Only the pictures are to be left out; set down the rest of the records exactly.

= Data for this task =
------------------------------------------------------------------------

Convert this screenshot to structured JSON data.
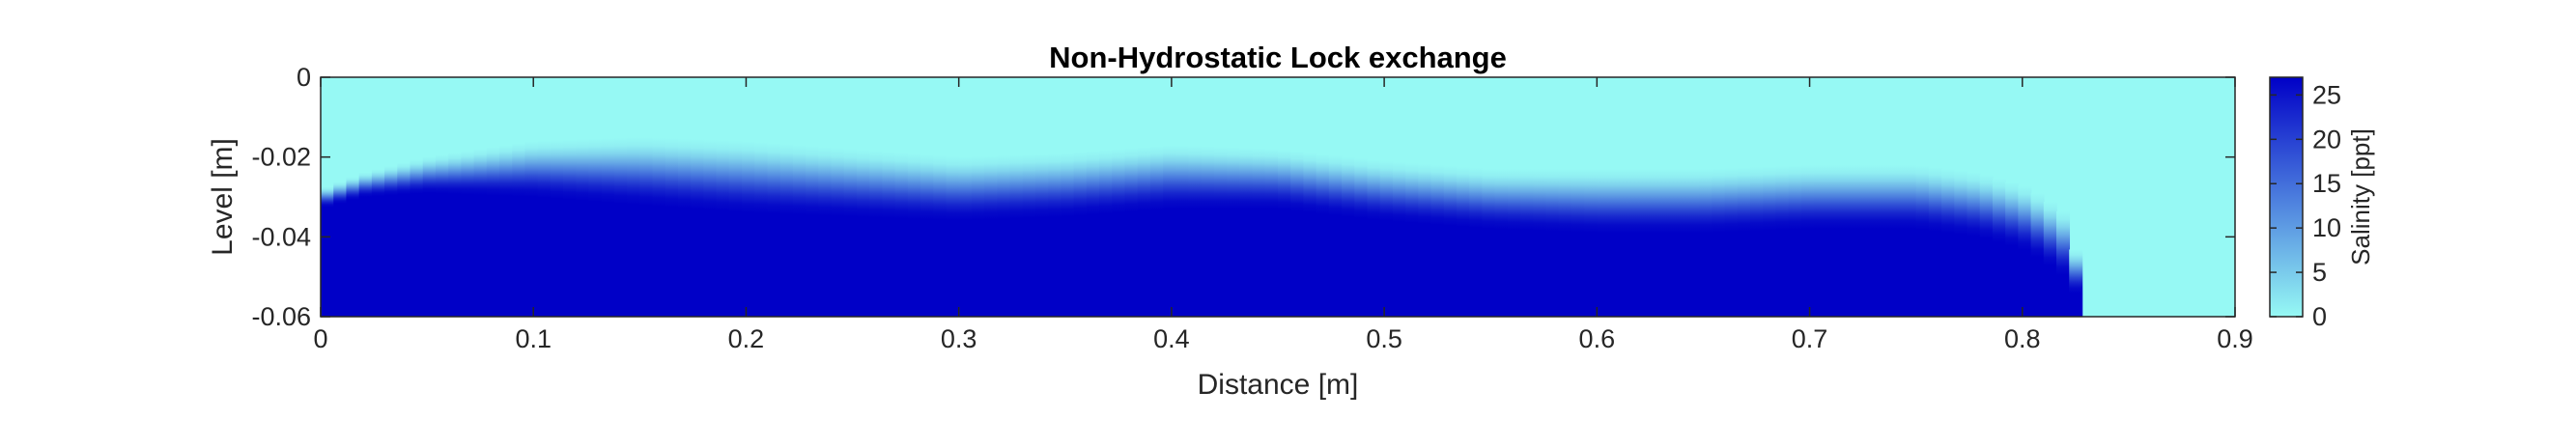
{
  "chart_data": {
    "type": "heatmap",
    "title": "Non-Hydrostatic Lock exchange",
    "xlabel": "Distance [m]",
    "ylabel": "Level [m]",
    "xlim": [
      0,
      0.9
    ],
    "ylim": [
      -0.06,
      0
    ],
    "xticks": [
      "0",
      "0.1",
      "0.2",
      "0.3",
      "0.4",
      "0.5",
      "0.6",
      "0.7",
      "0.8",
      "0.9"
    ],
    "yticks": [
      "0",
      "-0.02",
      "-0.04",
      "-0.06"
    ],
    "colorbar": {
      "label": "Salinity [ppt]",
      "ticks": [
        "0",
        "5",
        "10",
        "15",
        "20",
        "25"
      ],
      "range": [
        0,
        27
      ],
      "color_low": "#96F9F4",
      "color_high": "#0000C7"
    },
    "field": {
      "variable": "salinity",
      "units": "ppt",
      "ambient_value": 0,
      "dense_value": 27,
      "front_position_x": 0.82,
      "front_head_level": -0.027,
      "interface": {
        "x": [
          0.0,
          0.02,
          0.05,
          0.1,
          0.15,
          0.2,
          0.25,
          0.3,
          0.35,
          0.4,
          0.45,
          0.5,
          0.55,
          0.6,
          0.65,
          0.7,
          0.75,
          0.78,
          0.8,
          0.81,
          0.82,
          0.826,
          0.83
        ],
        "upper": [
          -0.028,
          -0.024,
          -0.02,
          -0.016,
          -0.015,
          -0.016,
          -0.018,
          -0.02,
          -0.019,
          -0.017,
          -0.018,
          -0.021,
          -0.023,
          -0.023,
          -0.023,
          -0.022,
          -0.022,
          -0.024,
          -0.027,
          -0.03,
          -0.034,
          -0.045,
          -0.06
        ],
        "lower": [
          -0.033,
          -0.03,
          -0.029,
          -0.03,
          -0.032,
          -0.034,
          -0.035,
          -0.036,
          -0.035,
          -0.033,
          -0.033,
          -0.036,
          -0.038,
          -0.039,
          -0.039,
          -0.038,
          -0.038,
          -0.04,
          -0.043,
          -0.046,
          -0.05,
          -0.055,
          -0.06
        ]
      }
    },
    "grid": false
  }
}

------------------------------------------------------------------------

= Answer to the exercise =
Convert this screenshot to structured JSON data.
{
  "chart_data": {
    "type": "heatmap",
    "title": "Non-Hydrostatic Lock exchange",
    "xlabel": "Distance [m]",
    "ylabel": "Level [m]",
    "xlim": [
      0,
      0.9
    ],
    "ylim": [
      -0.06,
      0
    ],
    "xticks": [
      "0",
      "0.1",
      "0.2",
      "0.3",
      "0.4",
      "0.5",
      "0.6",
      "0.7",
      "0.8",
      "0.9"
    ],
    "yticks": [
      "0",
      "-0.02",
      "-0.04",
      "-0.06"
    ],
    "colorbar": {
      "label": "Salinity [ppt]",
      "ticks": [
        "0",
        "5",
        "10",
        "15",
        "20",
        "25"
      ],
      "range": [
        0,
        27
      ],
      "color_low": "#96F9F4",
      "color_high": "#0000C7"
    },
    "field": {
      "variable": "salinity",
      "units": "ppt",
      "ambient_value": 0,
      "dense_value": 27,
      "front_position_x": 0.82,
      "front_head_level": -0.027,
      "interface": {
        "x": [
          0.0,
          0.02,
          0.05,
          0.1,
          0.15,
          0.2,
          0.25,
          0.3,
          0.35,
          0.4,
          0.45,
          0.5,
          0.55,
          0.6,
          0.65,
          0.7,
          0.75,
          0.78,
          0.8,
          0.81,
          0.82,
          0.826,
          0.83
        ],
        "upper": [
          -0.028,
          -0.024,
          -0.02,
          -0.016,
          -0.015,
          -0.016,
          -0.018,
          -0.02,
          -0.019,
          -0.017,
          -0.018,
          -0.021,
          -0.023,
          -0.023,
          -0.023,
          -0.022,
          -0.022,
          -0.024,
          -0.027,
          -0.03,
          -0.034,
          -0.045,
          -0.06
        ],
        "lower": [
          -0.033,
          -0.03,
          -0.029,
          -0.03,
          -0.032,
          -0.034,
          -0.035,
          -0.036,
          -0.035,
          -0.033,
          -0.033,
          -0.036,
          -0.038,
          -0.039,
          -0.039,
          -0.038,
          -0.038,
          -0.04,
          -0.043,
          -0.046,
          -0.05,
          -0.055,
          -0.06
        ]
      }
    },
    "grid": false
  }
}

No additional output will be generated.